_Goal of the exercise_
Report how many lines in the records below contain the word "label". Give only the number.
=== Record excerpts ===
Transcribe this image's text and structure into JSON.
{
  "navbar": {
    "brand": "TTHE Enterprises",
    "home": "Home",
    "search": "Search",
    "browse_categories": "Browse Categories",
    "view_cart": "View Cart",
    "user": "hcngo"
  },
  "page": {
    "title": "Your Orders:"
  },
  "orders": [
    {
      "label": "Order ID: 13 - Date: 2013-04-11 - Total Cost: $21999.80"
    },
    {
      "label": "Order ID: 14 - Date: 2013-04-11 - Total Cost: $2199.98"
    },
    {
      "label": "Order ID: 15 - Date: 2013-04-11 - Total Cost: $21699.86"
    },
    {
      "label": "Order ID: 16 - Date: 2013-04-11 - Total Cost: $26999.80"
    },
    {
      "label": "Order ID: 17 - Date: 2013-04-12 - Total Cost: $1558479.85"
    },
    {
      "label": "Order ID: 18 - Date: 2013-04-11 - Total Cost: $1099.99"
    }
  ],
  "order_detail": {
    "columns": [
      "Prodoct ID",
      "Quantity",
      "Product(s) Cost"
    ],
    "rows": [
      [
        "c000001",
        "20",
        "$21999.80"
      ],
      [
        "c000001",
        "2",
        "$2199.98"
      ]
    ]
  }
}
===
_Exercise solution_
6